About this task →
Copy every line of the records exactly, without including the images.

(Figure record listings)
BEGIN

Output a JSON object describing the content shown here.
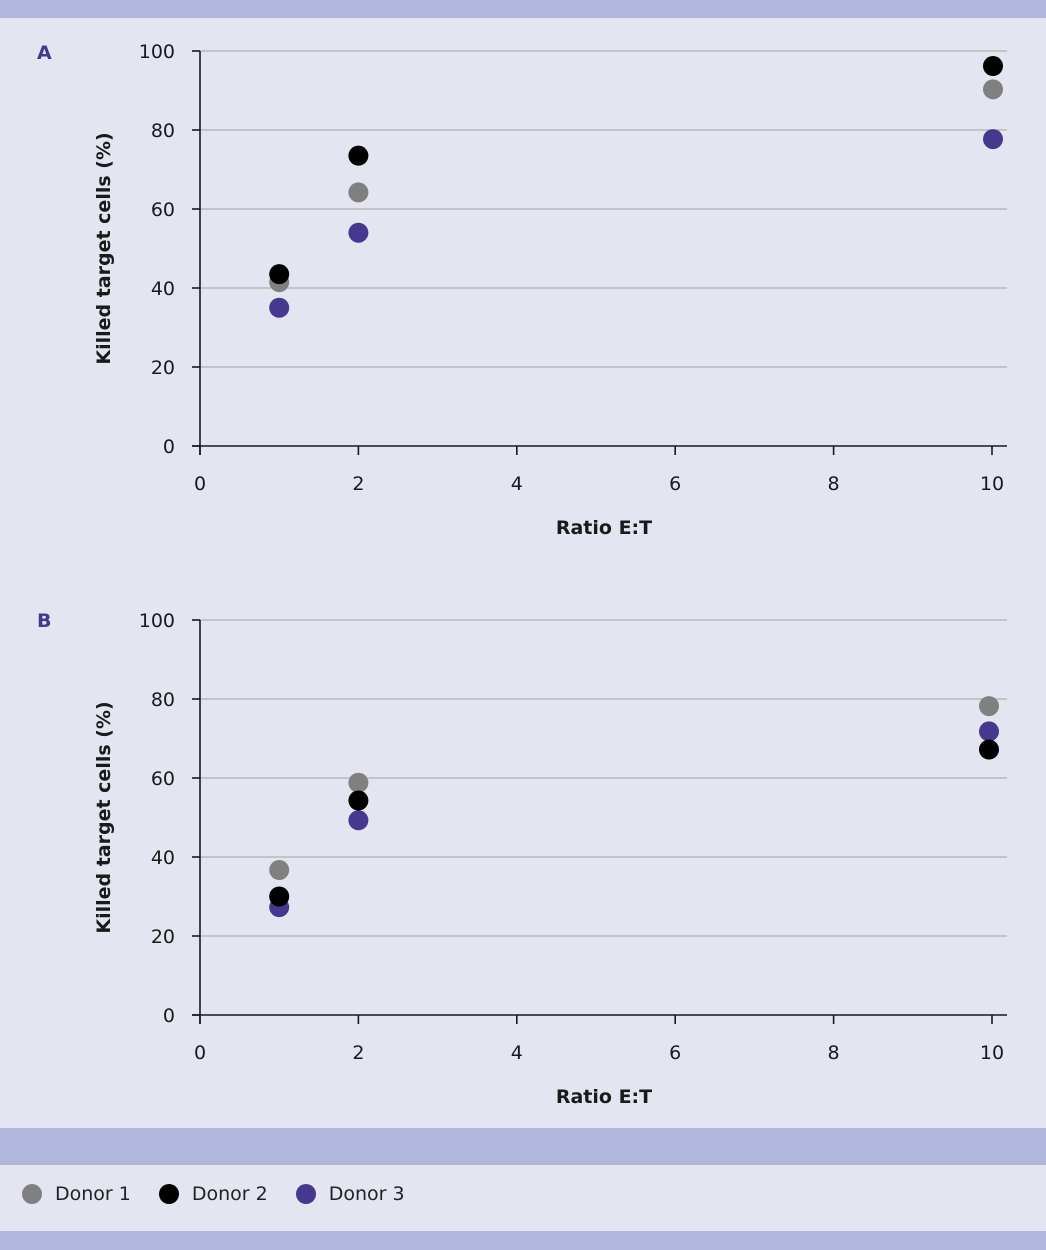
{
  "colors": {
    "donor1": "#808080",
    "donor2": "#000000",
    "donor3": "#46388f",
    "grid": "#b9b9b9",
    "axis": "#1a1a1a"
  },
  "legend": {
    "items": [
      {
        "label": "Donor 1",
        "color": "#808080"
      },
      {
        "label": "Donor 2",
        "color": "#000000"
      },
      {
        "label": "Donor 3",
        "color": "#46388f"
      }
    ]
  },
  "chart_data": [
    {
      "type": "scatter",
      "panel_label": "A",
      "title": "",
      "xlabel": "Ratio E:T",
      "ylabel": "Killed target cells (%)",
      "xlim": [
        0,
        10.2
      ],
      "ylim": [
        0,
        100
      ],
      "xticks": [
        0,
        2,
        4,
        6,
        8,
        10
      ],
      "yticks": [
        0,
        20,
        40,
        60,
        80,
        100
      ],
      "grid": "horizontal",
      "series": [
        {
          "name": "Donor 1",
          "x": [
            1,
            2,
            10
          ],
          "y": [
            41.5,
            64.2,
            90.3
          ]
        },
        {
          "name": "Donor 2",
          "x": [
            1,
            2,
            10
          ],
          "y": [
            43.5,
            73.5,
            96.2
          ]
        },
        {
          "name": "Donor 3",
          "x": [
            1,
            2,
            10
          ],
          "y": [
            35,
            54,
            77.7
          ]
        }
      ]
    },
    {
      "type": "scatter",
      "panel_label": "B",
      "title": "",
      "xlabel": "Ratio E:T",
      "ylabel": "Killed target cells (%)",
      "xlim": [
        0,
        10.2
      ],
      "ylim": [
        0,
        100
      ],
      "xticks": [
        0,
        2,
        4,
        6,
        8,
        10
      ],
      "yticks": [
        0,
        20,
        40,
        60,
        80,
        100
      ],
      "grid": "horizontal",
      "series": [
        {
          "name": "Donor 1",
          "x": [
            1,
            2,
            10
          ],
          "y": [
            36.7,
            58.8,
            78.2
          ]
        },
        {
          "name": "Donor 2",
          "x": [
            1,
            2,
            10
          ],
          "y": [
            30,
            54.3,
            67.2
          ]
        },
        {
          "name": "Donor 3",
          "x": [
            1,
            2,
            10
          ],
          "y": [
            27.3,
            49.3,
            71.8
          ]
        }
      ]
    }
  ]
}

END

Response area →
Output a JSON object describing the content shown here.
{
  "colors": {
    "donor1": "#808080",
    "donor2": "#000000",
    "donor3": "#46388f",
    "grid": "#b9b9b9",
    "axis": "#1a1a1a"
  },
  "legend": {
    "items": [
      {
        "label": "Donor 1",
        "color": "#808080"
      },
      {
        "label": "Donor 2",
        "color": "#000000"
      },
      {
        "label": "Donor 3",
        "color": "#46388f"
      }
    ]
  },
  "chart_data": [
    {
      "type": "scatter",
      "panel_label": "A",
      "title": "",
      "xlabel": "Ratio E:T",
      "ylabel": "Killed target cells (%)",
      "xlim": [
        0,
        10.2
      ],
      "ylim": [
        0,
        100
      ],
      "xticks": [
        0,
        2,
        4,
        6,
        8,
        10
      ],
      "yticks": [
        0,
        20,
        40,
        60,
        80,
        100
      ],
      "grid": "horizontal",
      "series": [
        {
          "name": "Donor 1",
          "x": [
            1,
            2,
            10
          ],
          "y": [
            41.5,
            64.2,
            90.3
          ]
        },
        {
          "name": "Donor 2",
          "x": [
            1,
            2,
            10
          ],
          "y": [
            43.5,
            73.5,
            96.2
          ]
        },
        {
          "name": "Donor 3",
          "x": [
            1,
            2,
            10
          ],
          "y": [
            35,
            54,
            77.7
          ]
        }
      ]
    },
    {
      "type": "scatter",
      "panel_label": "B",
      "title": "",
      "xlabel": "Ratio E:T",
      "ylabel": "Killed target cells (%)",
      "xlim": [
        0,
        10.2
      ],
      "ylim": [
        0,
        100
      ],
      "xticks": [
        0,
        2,
        4,
        6,
        8,
        10
      ],
      "yticks": [
        0,
        20,
        40,
        60,
        80,
        100
      ],
      "grid": "horizontal",
      "series": [
        {
          "name": "Donor 1",
          "x": [
            1,
            2,
            10
          ],
          "y": [
            36.7,
            58.8,
            78.2
          ]
        },
        {
          "name": "Donor 2",
          "x": [
            1,
            2,
            10
          ],
          "y": [
            30,
            54.3,
            67.2
          ]
        },
        {
          "name": "Donor 3",
          "x": [
            1,
            2,
            10
          ],
          "y": [
            27.3,
            49.3,
            71.8
          ]
        }
      ]
    }
  ]
}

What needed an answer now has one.